- _Provided records_:
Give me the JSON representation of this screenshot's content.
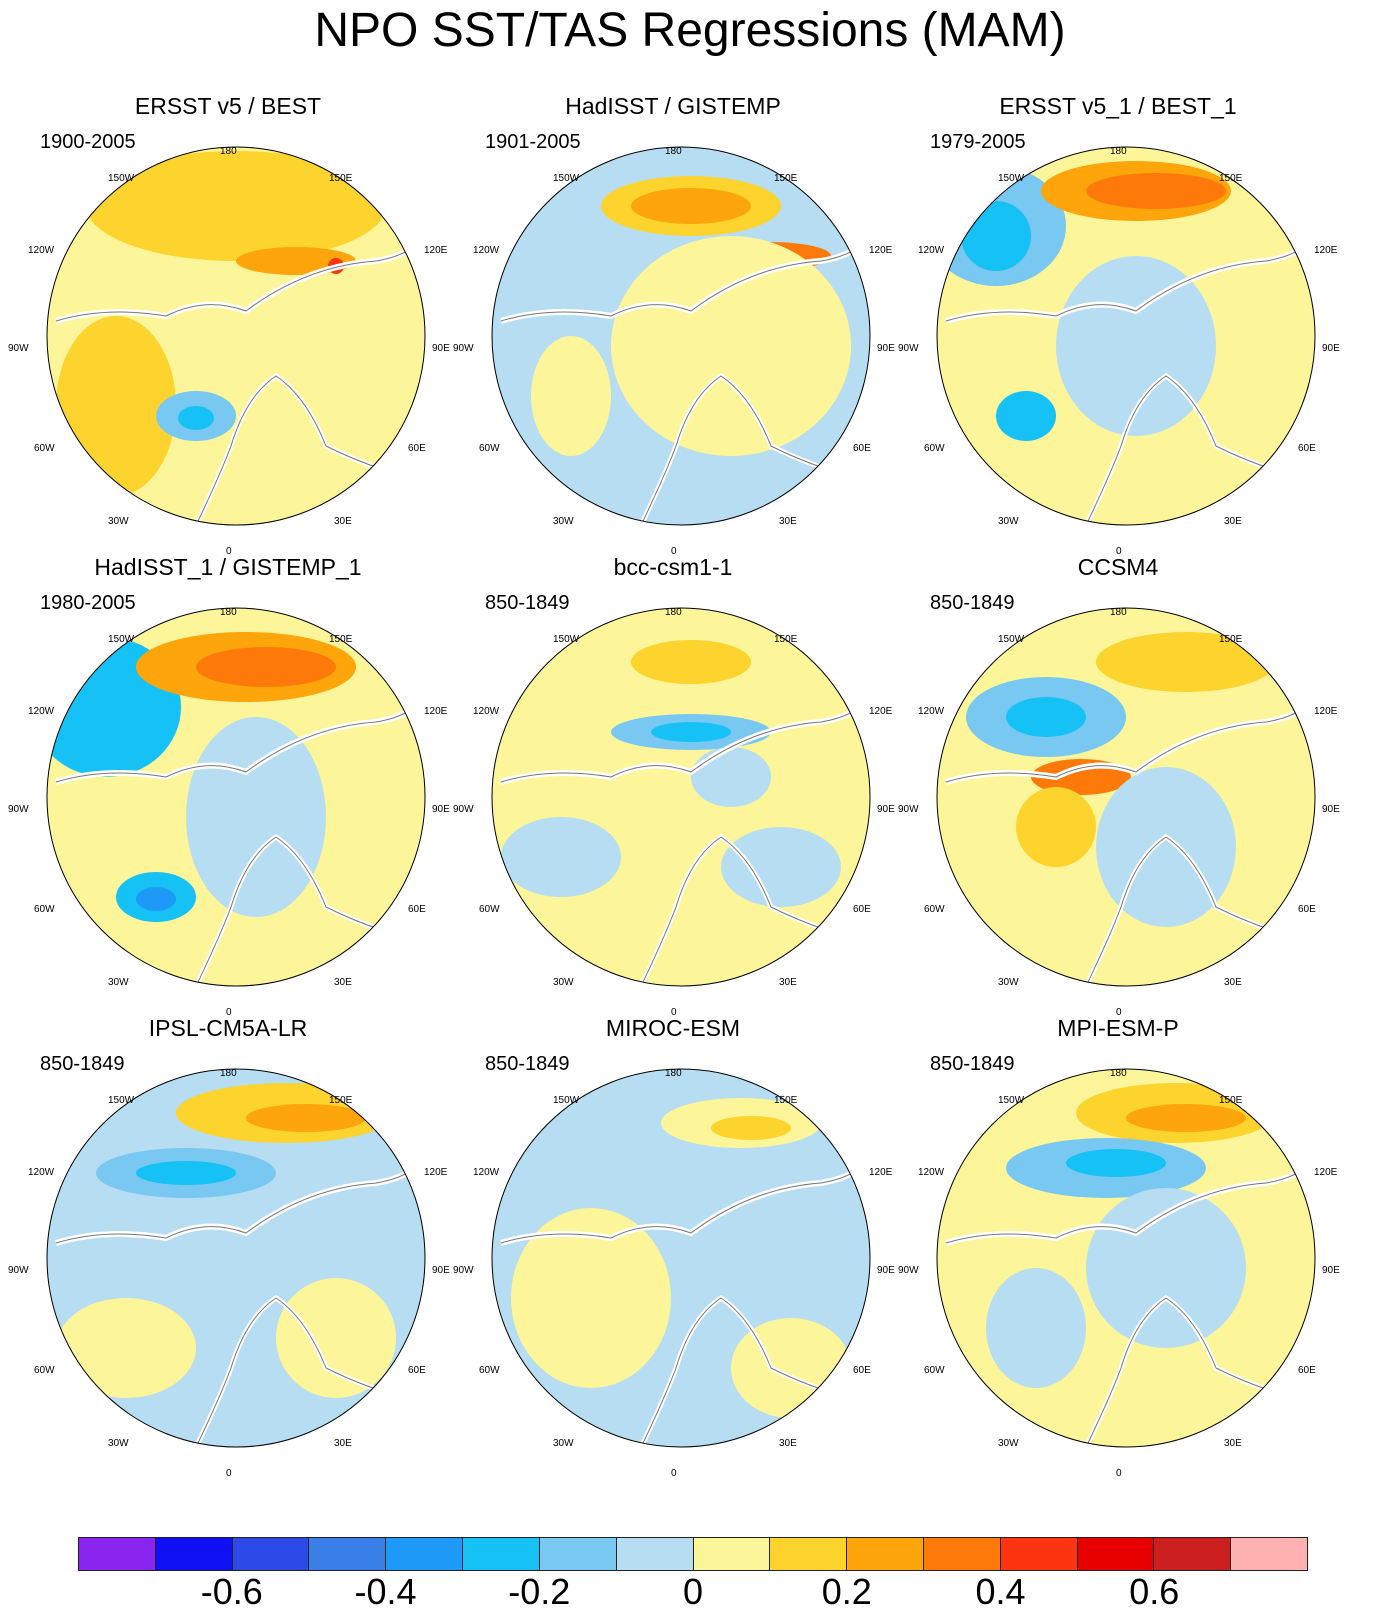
{
  "title": "NPO SST/TAS Regressions (MAM)",
  "lon_labels": [
    "180",
    "150E",
    "120E",
    "90E",
    "60E",
    "30E",
    "0",
    "30W",
    "60W",
    "90W",
    "120W",
    "150W"
  ],
  "panels": [
    {
      "title": "ERSST v5 / BEST",
      "period": "1900-2005"
    },
    {
      "title": "HadISST / GISTEMP",
      "period": "1901-2005"
    },
    {
      "title": "ERSST v5_1 / BEST_1",
      "period": "1979-2005"
    },
    {
      "title": "HadISST_1 / GISTEMP_1",
      "period": "1980-2005"
    },
    {
      "title": "bcc-csm1-1",
      "period": "850-1849"
    },
    {
      "title": "CCSM4",
      "period": "850-1849"
    },
    {
      "title": "IPSL-CM5A-LR",
      "period": "850-1849"
    },
    {
      "title": "MIROC-ESM",
      "period": "850-1849"
    },
    {
      "title": "MPI-ESM-P",
      "period": "850-1849"
    }
  ],
  "colorbar": {
    "colors": [
      "#8a25f0",
      "#1010f5",
      "#2d4ae8",
      "#3a7ee8",
      "#1f99f7",
      "#16c2f5",
      "#78c8f1",
      "#b6ddf1",
      "#fdf59a",
      "#fdd32d",
      "#fda50a",
      "#fd7a0a",
      "#fd340f",
      "#e60000",
      "#cc2020",
      "#ffb0b0"
    ],
    "labels": [
      "-0.6",
      "-0.4",
      "-0.2",
      "0",
      "0.2",
      "0.4",
      "0.6"
    ]
  }
}
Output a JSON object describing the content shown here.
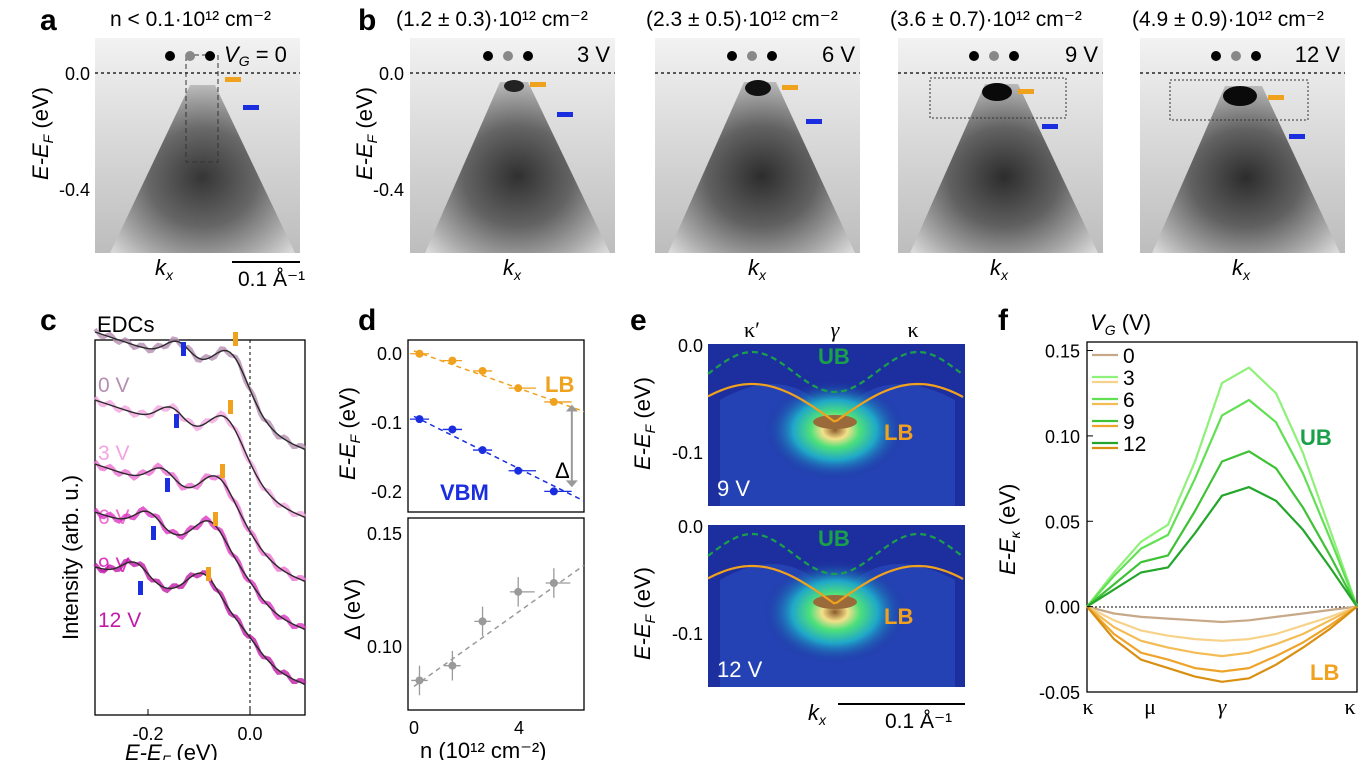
{
  "panels": {
    "a": {
      "letter": "a",
      "density": "n < 0.1·10¹² cm⁻²",
      "gate": "V",
      "gate_sub": "G",
      "gate_val": " = 0",
      "ylabel_main": "E-E",
      "ylabel_sub": "F",
      "ylabel_unit": " (eV)",
      "yticks": [
        "0.0",
        "-0.4"
      ],
      "xlabel": "k",
      "xlabel_sub": "x",
      "scalebar": "0.1 Å⁻¹"
    },
    "b": {
      "letter": "b",
      "subpanels": [
        {
          "density": "(1.2 ± 0.3)·10¹² cm⁻²",
          "voltage": "3 V"
        },
        {
          "density": "(2.3 ± 0.5)·10¹² cm⁻²",
          "voltage": "6 V"
        },
        {
          "density": "(3.6 ± 0.7)·10¹² cm⁻²",
          "voltage": "9 V"
        },
        {
          "density": "(4.9 ± 0.9)·10¹² cm⁻²",
          "voltage": "12 V"
        }
      ],
      "yticks": [
        "0.0",
        "-0.4"
      ],
      "xlabel": "k",
      "xlabel_sub": "x"
    },
    "c": {
      "letter": "c",
      "title": "EDCs",
      "ylabel": "Intensity (arb. u.)",
      "xlabel_main": "E-E",
      "xlabel_sub": "F",
      "xlabel_unit": " (eV)",
      "xticks": [
        "-0.2",
        "0.0"
      ],
      "curves": [
        {
          "label": "0 V",
          "color": "#b48fb2"
        },
        {
          "label": "3 V",
          "color": "#f2a5e0"
        },
        {
          "label": "6 V",
          "color": "#ec6fd2"
        },
        {
          "label": "9 V",
          "color": "#dc35c2"
        },
        {
          "label": "12 V",
          "color": "#c21aa8"
        }
      ]
    },
    "d": {
      "letter": "d",
      "top_ylabel_main": "E-E",
      "top_ylabel_sub": "F",
      "top_ylabel_unit": " (eV)",
      "top_yticks": [
        "0.0",
        "-0.1",
        "-0.2"
      ],
      "lb_label": "LB",
      "vbm_label": "VBM",
      "delta": "Δ",
      "bottom_ylabel": "Δ (eV)",
      "bottom_yticks": [
        "0.15",
        "0.10"
      ],
      "xlabel": "n (10¹² cm⁻²)",
      "xticks": [
        "0",
        "4"
      ]
    },
    "e": {
      "letter": "e",
      "top_labels": [
        "κ′",
        "γ",
        "κ"
      ],
      "ub": "UB",
      "lb": "LB",
      "ylabel_main": "E-E",
      "ylabel_sub": "F",
      "ylabel_unit": " (eV)",
      "yticks": [
        "0.0",
        "-0.1"
      ],
      "v_top": "9 V",
      "v_bottom": "12 V",
      "xlabel": "k",
      "xlabel_sub": "x",
      "scalebar": "0.1 Å⁻¹"
    },
    "f": {
      "letter": "f",
      "legend_title": "V",
      "legend_title_sub": "G",
      "legend_title_unit": " (V)",
      "legend": [
        "0",
        "3",
        "6",
        "9",
        "12"
      ],
      "ylabel_main": "E-E",
      "ylabel_sub": "κ",
      "ylabel_unit": " (eV)",
      "yticks": [
        "0.15",
        "0.10",
        "0.05",
        "0.00",
        "-0.05"
      ],
      "xticks": [
        "κ",
        "μ",
        "γ",
        "κ"
      ],
      "ub": "UB",
      "lb": "LB"
    }
  },
  "colors": {
    "orange": "#f0a11e",
    "blue": "#1a2ee0",
    "ub_green": "#1aa04a",
    "lb_orange": "#f0a11e",
    "gray": "#9a9a9a"
  },
  "chart_data": [
    {
      "type": "scatter",
      "panel": "d-top",
      "ylabel": "E-E_F (eV)",
      "ylim": [
        -0.24,
        0.01
      ],
      "xlim": [
        -0.2,
        6
      ],
      "series": [
        {
          "name": "LB",
          "x": [
            0,
            1.2,
            2.3,
            3.6,
            4.9
          ],
          "values": [
            -0.01,
            -0.02,
            -0.035,
            -0.06,
            -0.08
          ]
        },
        {
          "name": "VBM",
          "x": [
            0,
            1.2,
            2.3,
            3.6,
            4.9
          ],
          "values": [
            -0.105,
            -0.12,
            -0.15,
            -0.18,
            -0.21
          ]
        }
      ]
    },
    {
      "type": "scatter",
      "panel": "d-bottom",
      "xlabel": "n (10¹² cm⁻²)",
      "ylabel": "Δ (eV)",
      "ylim": [
        0.085,
        0.15
      ],
      "xlim": [
        -0.2,
        6
      ],
      "series": [
        {
          "x": [
            0,
            1.2,
            2.3,
            3.6,
            4.9
          ],
          "values": [
            0.095,
            0.1,
            0.115,
            0.125,
            0.128
          ]
        }
      ]
    },
    {
      "type": "line",
      "panel": "f",
      "ylabel": "E-E_κ (eV)",
      "ylim": [
        -0.05,
        0.15
      ],
      "x": [
        0,
        0.1,
        0.2,
        0.3,
        0.4,
        0.5,
        0.6,
        0.7,
        0.8,
        0.9,
        1.0
      ],
      "series": [
        {
          "name": "0",
          "values": [
            0,
            -0.004,
            -0.006,
            -0.007,
            -0.008,
            -0.009,
            -0.008,
            -0.006,
            -0.004,
            -0.002,
            0
          ]
        },
        {
          "name": "3",
          "values": [
            0,
            0.02,
            0.038,
            0.048,
            0.085,
            0.131,
            0.14,
            0.125,
            0.09,
            0.045,
            0
          ]
        },
        {
          "name": "6",
          "values": [
            0,
            0.018,
            0.034,
            0.042,
            0.075,
            0.112,
            0.121,
            0.108,
            0.078,
            0.04,
            0
          ]
        },
        {
          "name": "9",
          "values": [
            0,
            0.013,
            0.026,
            0.03,
            0.056,
            0.085,
            0.091,
            0.081,
            0.058,
            0.03,
            0
          ]
        },
        {
          "name": "12",
          "values": [
            0,
            0.01,
            0.02,
            0.023,
            0.043,
            0.065,
            0.07,
            0.062,
            0.045,
            0.023,
            0
          ]
        },
        {
          "name": "3",
          "values": [
            0,
            -0.008,
            -0.014,
            -0.017,
            -0.019,
            -0.02,
            -0.019,
            -0.016,
            -0.011,
            -0.006,
            0
          ]
        },
        {
          "name": "6",
          "values": [
            0,
            -0.012,
            -0.02,
            -0.024,
            -0.027,
            -0.029,
            -0.027,
            -0.022,
            -0.016,
            -0.008,
            0
          ]
        },
        {
          "name": "9",
          "values": [
            0,
            -0.016,
            -0.027,
            -0.031,
            -0.036,
            -0.038,
            -0.036,
            -0.029,
            -0.021,
            -0.011,
            0
          ]
        },
        {
          "name": "12",
          "values": [
            0,
            -0.019,
            -0.031,
            -0.036,
            -0.041,
            -0.044,
            -0.042,
            -0.034,
            -0.024,
            -0.013,
            0
          ]
        }
      ]
    }
  ]
}
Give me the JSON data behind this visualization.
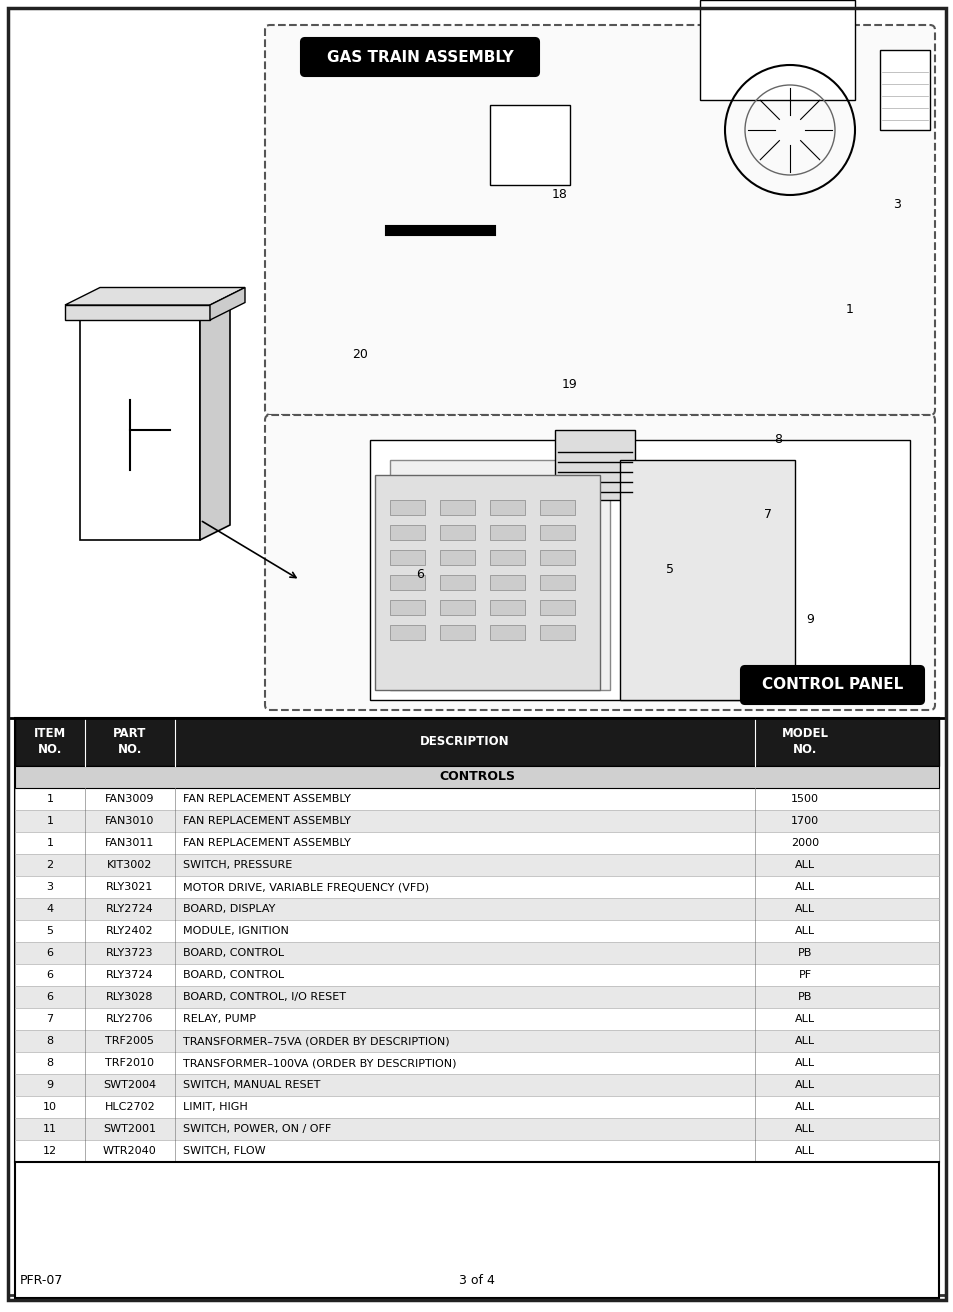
{
  "title_gas": "GAS TRAIN ASSEMBLY",
  "title_control": "CONTROL PANEL",
  "footer_left": "PFR-07",
  "footer_center": "3 of 4",
  "table_header": [
    "ITEM\nNO.",
    "PART\nNO.",
    "DESCRIPTION",
    "MODEL\nNO."
  ],
  "section_label": "CONTROLS",
  "rows": [
    [
      "1",
      "FAN3009",
      "FAN REPLACEMENT ASSEMBLY",
      "1500"
    ],
    [
      "1",
      "FAN3010",
      "FAN REPLACEMENT ASSEMBLY",
      "1700"
    ],
    [
      "1",
      "FAN3011",
      "FAN REPLACEMENT ASSEMBLY",
      "2000"
    ],
    [
      "2",
      "KIT3002",
      "SWITCH, PRESSURE",
      "ALL"
    ],
    [
      "3",
      "RLY3021",
      "MOTOR DRIVE, VARIABLE FREQUENCY (VFD)",
      "ALL"
    ],
    [
      "4",
      "RLY2724",
      "BOARD, DISPLAY",
      "ALL"
    ],
    [
      "5",
      "RLY2402",
      "MODULE, IGNITION",
      "ALL"
    ],
    [
      "6",
      "RLY3723",
      "BOARD, CONTROL",
      "PB"
    ],
    [
      "6",
      "RLY3724",
      "BOARD, CONTROL",
      "PF"
    ],
    [
      "6",
      "RLY3028",
      "BOARD, CONTROL, I/O RESET",
      "PB"
    ],
    [
      "7",
      "RLY2706",
      "RELAY, PUMP",
      "ALL"
    ],
    [
      "8",
      "TRF2005",
      "TRANSFORMER–75VA (ORDER BY DESCRIPTION)",
      "ALL"
    ],
    [
      "8",
      "TRF2010",
      "TRANSFORMER–100VA (ORDER BY DESCRIPTION)",
      "ALL"
    ],
    [
      "9",
      "SWT2004",
      "SWITCH, MANUAL RESET",
      "ALL"
    ],
    [
      "10",
      "HLC2702",
      "LIMIT, HIGH",
      "ALL"
    ],
    [
      "11",
      "SWT2001",
      "SWITCH, POWER, ON / OFF",
      "ALL"
    ],
    [
      "12",
      "WTR2040",
      "SWITCH, FLOW",
      "ALL"
    ]
  ],
  "bg_color": "#ffffff",
  "header_bg": "#1a1a1a",
  "header_fg": "#ffffff",
  "section_bg": "#d0d0d0",
  "row_alt1": "#ffffff",
  "row_alt2": "#e8e8e8",
  "border_color": "#000000",
  "diagram_bg": "#f5f5f5",
  "outer_border": "#333333"
}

- _Aim_: Look for the word "JSON" in every line of the listing and copy the lines that have it.

- _Reply_:
Give me the JSON representation of this screenshot's content.
Output a JSON object describing the content shown here.
Give me the JSON data behind this visualization.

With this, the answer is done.